> [PROBLEM DESCRIPTION]:
Write every line out verbatim and omit the pictures.

** Start MATERIAL TO PROCESS **

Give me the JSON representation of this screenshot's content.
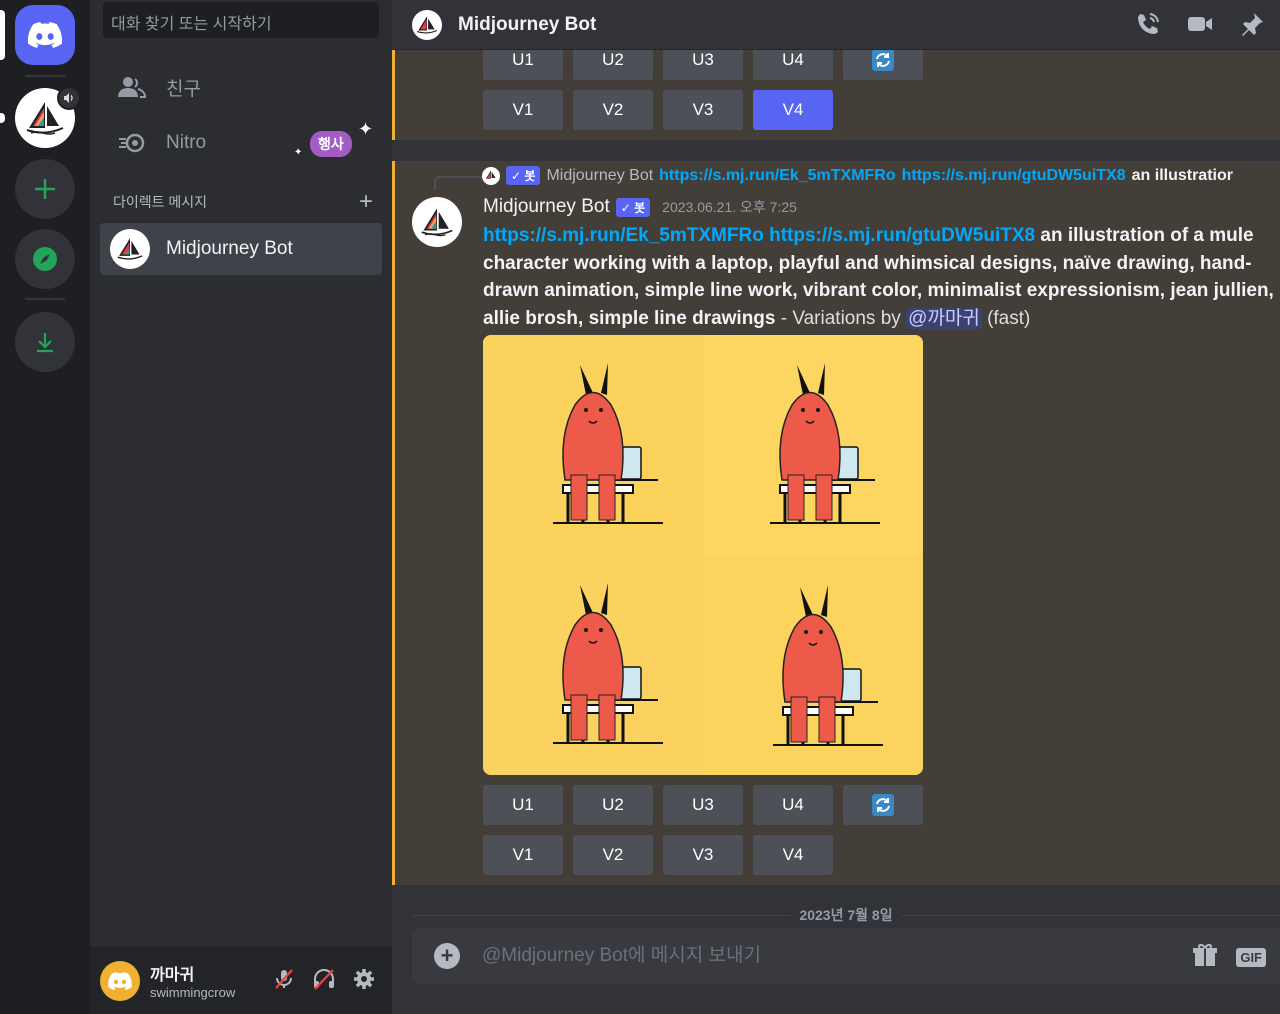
{
  "colors": {
    "blurple": "#5865f2",
    "link": "#00a8fc",
    "highlight_border": "#f0b132",
    "nitro": "#a25cc3"
  },
  "search": {
    "placeholder": "대화 찾기 또는 시작하기"
  },
  "sidebar": {
    "friends_label": "친구",
    "nitro_label": "Nitro",
    "nitro_badge": "행사",
    "dm_header": "다이렉트 메시지",
    "dm_items": [
      {
        "name": "Midjourney Bot"
      }
    ]
  },
  "user": {
    "name": "까마귀",
    "handle": "swimmingcrow"
  },
  "channel": {
    "title": "Midjourney Bot"
  },
  "prev_buttons": {
    "upscale": [
      "U1",
      "U2",
      "U3",
      "U4"
    ],
    "variation": [
      "V1",
      "V2",
      "V3",
      "V4"
    ],
    "selected": "V4"
  },
  "message": {
    "reply": {
      "author": "Midjourney Bot",
      "bot_tag": "✓ 봇",
      "link1": "https://s.mj.run/Ek_5mTXMFRo",
      "link2": "https://s.mj.run/gtuDW5uiTX8",
      "text": "an illustratior"
    },
    "author": "Midjourney Bot",
    "bot_tag": "✓ 봇",
    "timestamp": "2023.06.21. 오후 7:25",
    "link1": "https://s.mj.run/Ek_5mTXMFRo",
    "link2": "https://s.mj.run/gtuDW5uiTX8",
    "prompt": "an illustration of a mule character working with a laptop, playful and whimsical designs, naïve drawing, hand-drawn animation, simple line work, vibrant color, minimalist expressionism, jean jullien, allie brosh, simple line drawings",
    "suffix_before": " - Variations by ",
    "mention": "@까마귀",
    "suffix_after": " (fast)",
    "image_alt": "4-panel grid of red mule characters sitting at laptops on yellow background",
    "buttons": {
      "upscale": [
        "U1",
        "U2",
        "U3",
        "U4"
      ],
      "variation": [
        "V1",
        "V2",
        "V3",
        "V4"
      ]
    }
  },
  "date_divider": "2023년 7월 8일",
  "composer": {
    "placeholder": "@Midjourney Bot에 메시지 보내기",
    "gif_label": "GIF"
  }
}
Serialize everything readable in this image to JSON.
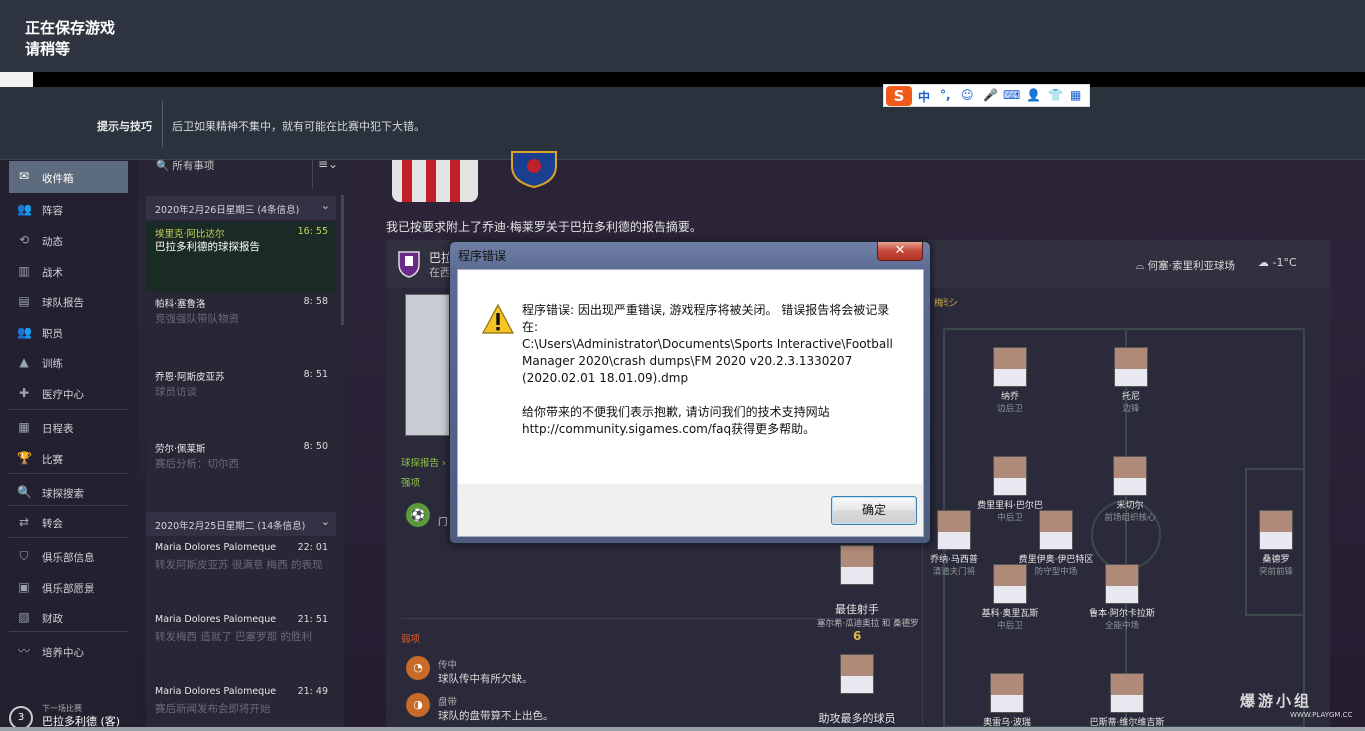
{
  "saving": {
    "line1": "正在保存游戏",
    "line2": "请稍等"
  },
  "tips": {
    "label": "提示与技巧",
    "text": "后卫如果精神不集中，就有可能在比赛中犯下大错。"
  },
  "ime": {
    "logo": "S",
    "items": [
      "中",
      "°,",
      "☺",
      "🎤",
      "⌨",
      "👤",
      "👕",
      "▦"
    ]
  },
  "sidebar": {
    "items": [
      {
        "label": "收件箱",
        "icon": "inbox-icon",
        "glyph": "✉"
      },
      {
        "label": "阵容",
        "icon": "squad-icon",
        "glyph": "👥"
      },
      {
        "label": "动态",
        "icon": "dynamics-icon",
        "glyph": "⟲"
      },
      {
        "label": "战术",
        "icon": "tactics-icon",
        "glyph": "▥"
      },
      {
        "label": "球队报告",
        "icon": "report-icon",
        "glyph": "▤"
      },
      {
        "label": "职员",
        "icon": "staff-icon",
        "glyph": "👥"
      },
      {
        "label": "训练",
        "icon": "training-icon",
        "glyph": "▲"
      },
      {
        "label": "医疗中心",
        "icon": "medical-icon",
        "glyph": "✚"
      },
      {
        "label": "日程表",
        "icon": "calendar-icon",
        "glyph": "▦"
      },
      {
        "label": "比赛",
        "icon": "trophy-icon",
        "glyph": "🏆"
      },
      {
        "label": "球探搜索",
        "icon": "scouting-icon",
        "glyph": "🔍"
      },
      {
        "label": "转会",
        "icon": "transfer-icon",
        "glyph": "⇄"
      },
      {
        "label": "俱乐部信息",
        "icon": "club-info-icon",
        "glyph": "⛉"
      },
      {
        "label": "俱乐部愿景",
        "icon": "club-vision-icon",
        "glyph": "▣"
      },
      {
        "label": "财政",
        "icon": "finance-icon",
        "glyph": "▨"
      },
      {
        "label": "培养中心",
        "icon": "development-icon",
        "glyph": "〰"
      }
    ],
    "next_label": "下一场比赛",
    "next_match": "巴拉多利德 (客)",
    "next_num": "3"
  },
  "inbox": {
    "search": "所有事项",
    "filter": "≡⌄",
    "groups": [
      {
        "title": "2020年2月26日星期三 (4条信息)",
        "chev": "⌄"
      },
      {
        "title": "2020年2月25日星期二 (14条信息)",
        "chev": "⌄"
      }
    ],
    "messages": [
      {
        "from": "埃里克·阿比达尔",
        "time": "16: 55",
        "subject": "巴拉多利德的球探报告"
      },
      {
        "from": "帕科·塞鲁洛",
        "time": "8: 58",
        "subject": "竞强强队带队物资"
      },
      {
        "from": "乔恩·阿斯皮亚苏",
        "time": "8: 51",
        "subject": "球员访谈"
      },
      {
        "from": "劳尔·佩莱斯",
        "time": "8: 50",
        "subject": "赛后分析：切尔西"
      },
      {
        "from": "Maria Dolores Palomeque",
        "time": "22: 01",
        "subject": "转发阿斯皮亚苏 很满意 梅西 的表现"
      },
      {
        "from": "Maria Dolores Palomeque",
        "time": "21: 51",
        "subject": "转发梅西 造就了 巴塞罗那 的胜利"
      },
      {
        "from": "Maria Dolores Palomeque",
        "time": "21: 49",
        "subject": "赛后新闻发布会即将开始"
      }
    ]
  },
  "report": {
    "intro": "我已按要求附上了乔迪·梅莱罗关于巴拉多利德的报告摘要。",
    "team": "巴拉",
    "team_sub": "在西",
    "venue": "何塞·索里利亚球场",
    "temp": "-1°C",
    "formation": "梅ইシ",
    "scout_link": "球探报告 ›",
    "strengths": "强项",
    "strength_line1": "门",
    "weakness": "弱项",
    "w1_title": "传中",
    "w1_text": "球队传中有所欠缺。",
    "w2_title": "盘带",
    "w2_text": "球队的盘带算不上出色。",
    "best_player": "最佳射手",
    "best_name": "塞尔希·瓜迪奥拉 和 桑德罗",
    "best_goals": "6",
    "bottom_label": "助攻最多的球员"
  },
  "pitch_players": [
    {
      "name": "纳乔",
      "pos": "边后卫"
    },
    {
      "name": "托尼",
      "pos": "边锋"
    },
    {
      "name": "费里里科·巴尔巴",
      "pos": "中后卫"
    },
    {
      "name": "米切尔",
      "pos": "前场组织核心"
    },
    {
      "name": "乔纳·马西普",
      "pos": "清道夫门将"
    },
    {
      "name": "费里伊奥·伊巴特区",
      "pos": "防守型中场"
    },
    {
      "name": "桑德罗",
      "pos": "突前前锋"
    },
    {
      "name": "基科·奥里瓦斯",
      "pos": "中后卫"
    },
    {
      "name": "鲁本·阿尔卡拉斯",
      "pos": "全能中场"
    },
    {
      "name": "奥雷乌·波瑞",
      "pos": ""
    },
    {
      "name": "巴斯蒂·维尔维吉斯",
      "pos": ""
    }
  ],
  "dialog": {
    "title": "程序错误",
    "close": "✕",
    "line1": "程序错误: 因出现严重错误, 游戏程序将被关闭。 错误报告将会被记录在:",
    "path": "C:\\Users\\Administrator\\Documents\\Sports Interactive\\Football Manager 2020\\crash dumps\\FM 2020 v20.2.3.1330207 (2020.02.01 18.01.09).dmp",
    "line2": "给你带来的不便我们表示抱歉, 请访问我们的技术支持网站 http://community.sigames.com/faq获得更多帮助。",
    "ok": "确定"
  },
  "watermark": {
    "title": "爆游小组",
    "url": "WWW.PLAYGM.CC"
  }
}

** End MATERIAL TO PROCESS **

> [ANSWER TO THIS PROBLEM]:
Give me the JSON representation of this screenshot's content.
{
  "colors": {
    "blurple": "#5865f2",
    "link": "#00a8fc",
    "highlight_border": "#f0b132",
    "nitro": "#a25cc3"
  },
  "search": {
    "placeholder": "대화 찾기 또는 시작하기"
  },
  "sidebar": {
    "friends_label": "친구",
    "nitro_label": "Nitro",
    "nitro_badge": "행사",
    "dm_header": "다이렉트 메시지",
    "dm_items": [
      {
        "name": "Midjourney Bot"
      }
    ]
  },
  "user": {
    "name": "까마귀",
    "handle": "swimmingcrow"
  },
  "channel": {
    "title": "Midjourney Bot"
  },
  "prev_buttons": {
    "upscale": [
      "U1",
      "U2",
      "U3",
      "U4"
    ],
    "variation": [
      "V1",
      "V2",
      "V3",
      "V4"
    ],
    "selected": "V4"
  },
  "message": {
    "reply": {
      "author": "Midjourney Bot",
      "bot_tag": "✓ 봇",
      "link1": "https://s.mj.run/Ek_5mTXMFRo",
      "link2": "https://s.mj.run/gtuDW5uiTX8",
      "text": "an illustratior"
    },
    "author": "Midjourney Bot",
    "bot_tag": "✓ 봇",
    "timestamp": "2023.06.21. 오후 7:25",
    "link1": "https://s.mj.run/Ek_5mTXMFRo",
    "link2": "https://s.mj.run/gtuDW5uiTX8",
    "prompt": "an illustration of a mule character working with a laptop, playful and whimsical designs, naïve drawing, hand-drawn animation, simple line work, vibrant color, minimalist expressionism, jean jullien, allie brosh, simple line drawings",
    "suffix_before": " - Variations by ",
    "mention": "@까마귀",
    "suffix_after": " (fast)",
    "image_alt": "4-panel grid of red mule characters sitting at laptops on yellow background",
    "buttons": {
      "upscale": [
        "U1",
        "U2",
        "U3",
        "U4"
      ],
      "variation": [
        "V1",
        "V2",
        "V3",
        "V4"
      ]
    }
  },
  "date_divider": "2023년 7월 8일",
  "composer": {
    "placeholder": "@Midjourney Bot에 메시지 보내기",
    "gif_label": "GIF"
  }
}
Serialize everything readable in this image to JSON.
{
  "saving": {
    "line1": "正在保存游戏",
    "line2": "请稍等"
  },
  "tips": {
    "label": "提示与技巧",
    "text": "后卫如果精神不集中，就有可能在比赛中犯下大错。"
  },
  "ime": {
    "logo": "S",
    "items": [
      "中",
      "°,",
      "☺",
      "🎤",
      "⌨",
      "👤",
      "👕",
      "▦"
    ]
  },
  "sidebar": {
    "items": [
      {
        "label": "收件箱",
        "icon": "inbox-icon",
        "glyph": "✉"
      },
      {
        "label": "阵容",
        "icon": "squad-icon",
        "glyph": "👥"
      },
      {
        "label": "动态",
        "icon": "dynamics-icon",
        "glyph": "⟲"
      },
      {
        "label": "战术",
        "icon": "tactics-icon",
        "glyph": "▥"
      },
      {
        "label": "球队报告",
        "icon": "report-icon",
        "glyph": "▤"
      },
      {
        "label": "职员",
        "icon": "staff-icon",
        "glyph": "👥"
      },
      {
        "label": "训练",
        "icon": "training-icon",
        "glyph": "▲"
      },
      {
        "label": "医疗中心",
        "icon": "medical-icon",
        "glyph": "✚"
      },
      {
        "label": "日程表",
        "icon": "calendar-icon",
        "glyph": "▦"
      },
      {
        "label": "比赛",
        "icon": "trophy-icon",
        "glyph": "🏆"
      },
      {
        "label": "球探搜索",
        "icon": "scouting-icon",
        "glyph": "🔍"
      },
      {
        "label": "转会",
        "icon": "transfer-icon",
        "glyph": "⇄"
      },
      {
        "label": "俱乐部信息",
        "icon": "club-info-icon",
        "glyph": "⛉"
      },
      {
        "label": "俱乐部愿景",
        "icon": "club-vision-icon",
        "glyph": "▣"
      },
      {
        "label": "财政",
        "icon": "finance-icon",
        "glyph": "▨"
      },
      {
        "label": "培养中心",
        "icon": "development-icon",
        "glyph": "〰"
      }
    ],
    "next_label": "下一场比赛",
    "next_match": "巴拉多利德 (客)",
    "next_num": "3"
  },
  "inbox": {
    "search": "所有事项",
    "filter": "≡⌄",
    "groups": [
      {
        "title": "2020年2月26日星期三 (4条信息)",
        "chev": "⌄"
      },
      {
        "title": "2020年2月25日星期二 (14条信息)",
        "chev": "⌄"
      }
    ],
    "messages": [
      {
        "from": "埃里克·阿比达尔",
        "time": "16: 55",
        "subject": "巴拉多利德的球探报告"
      },
      {
        "from": "帕科·塞鲁洛",
        "time": "8: 58",
        "subject": "竞强强队带队物资"
      },
      {
        "from": "乔恩·阿斯皮亚苏",
        "time": "8: 51",
        "subject": "球员访谈"
      },
      {
        "from": "劳尔·佩莱斯",
        "time": "8: 50",
        "subject": "赛后分析：切尔西"
      },
      {
        "from": "Maria Dolores Palomeque",
        "time": "22: 01",
        "subject": "转发阿斯皮亚苏 很满意 梅西 的表现"
      },
      {
        "from": "Maria Dolores Palomeque",
        "time": "21: 51",
        "subject": "转发梅西 造就了 巴塞罗那 的胜利"
      },
      {
        "from": "Maria Dolores Palomeque",
        "time": "21: 49",
        "subject": "赛后新闻发布会即将开始"
      }
    ]
  },
  "report": {
    "intro": "我已按要求附上了乔迪·梅莱罗关于巴拉多利德的报告摘要。",
    "team": "巴拉",
    "team_sub": "在西",
    "venue": "何塞·索里利亚球场",
    "temp": "-1°C",
    "formation": "梅ইシ",
    "scout_link": "球探报告 ›",
    "strengths": "强项",
    "strength_line1": "门",
    "weakness": "弱项",
    "w1_title": "传中",
    "w1_text": "球队传中有所欠缺。",
    "w2_title": "盘带",
    "w2_text": "球队的盘带算不上出色。",
    "best_player": "最佳射手",
    "best_name": "塞尔希·瓜迪奥拉 和 桑德罗",
    "best_goals": "6",
    "bottom_label": "助攻最多的球员"
  },
  "pitch_players": [
    {
      "name": "纳乔",
      "pos": "边后卫"
    },
    {
      "name": "托尼",
      "pos": "边锋"
    },
    {
      "name": "费里里科·巴尔巴",
      "pos": "中后卫"
    },
    {
      "name": "米切尔",
      "pos": "前场组织核心"
    },
    {
      "name": "乔纳·马西普",
      "pos": "清道夫门将"
    },
    {
      "name": "费里伊奥·伊巴特区",
      "pos": "防守型中场"
    },
    {
      "name": "桑德罗",
      "pos": "突前前锋"
    },
    {
      "name": "基科·奥里瓦斯",
      "pos": "中后卫"
    },
    {
      "name": "鲁本·阿尔卡拉斯",
      "pos": "全能中场"
    },
    {
      "name": "奥雷乌·波瑞",
      "pos": ""
    },
    {
      "name": "巴斯蒂·维尔维吉斯",
      "pos": ""
    }
  ],
  "dialog": {
    "title": "程序错误",
    "close": "✕",
    "line1": "程序错误: 因出现严重错误, 游戏程序将被关闭。 错误报告将会被记录在:",
    "path": "C:\\Users\\Administrator\\Documents\\Sports Interactive\\Football Manager 2020\\crash dumps\\FM 2020 v20.2.3.1330207 (2020.02.01 18.01.09).dmp",
    "line2": "给你带来的不便我们表示抱歉, 请访问我们的技术支持网站 http://community.sigames.com/faq获得更多帮助。",
    "ok": "确定"
  },
  "watermark": {
    "title": "爆游小组",
    "url": "WWW.PLAYGM.CC"
  }
}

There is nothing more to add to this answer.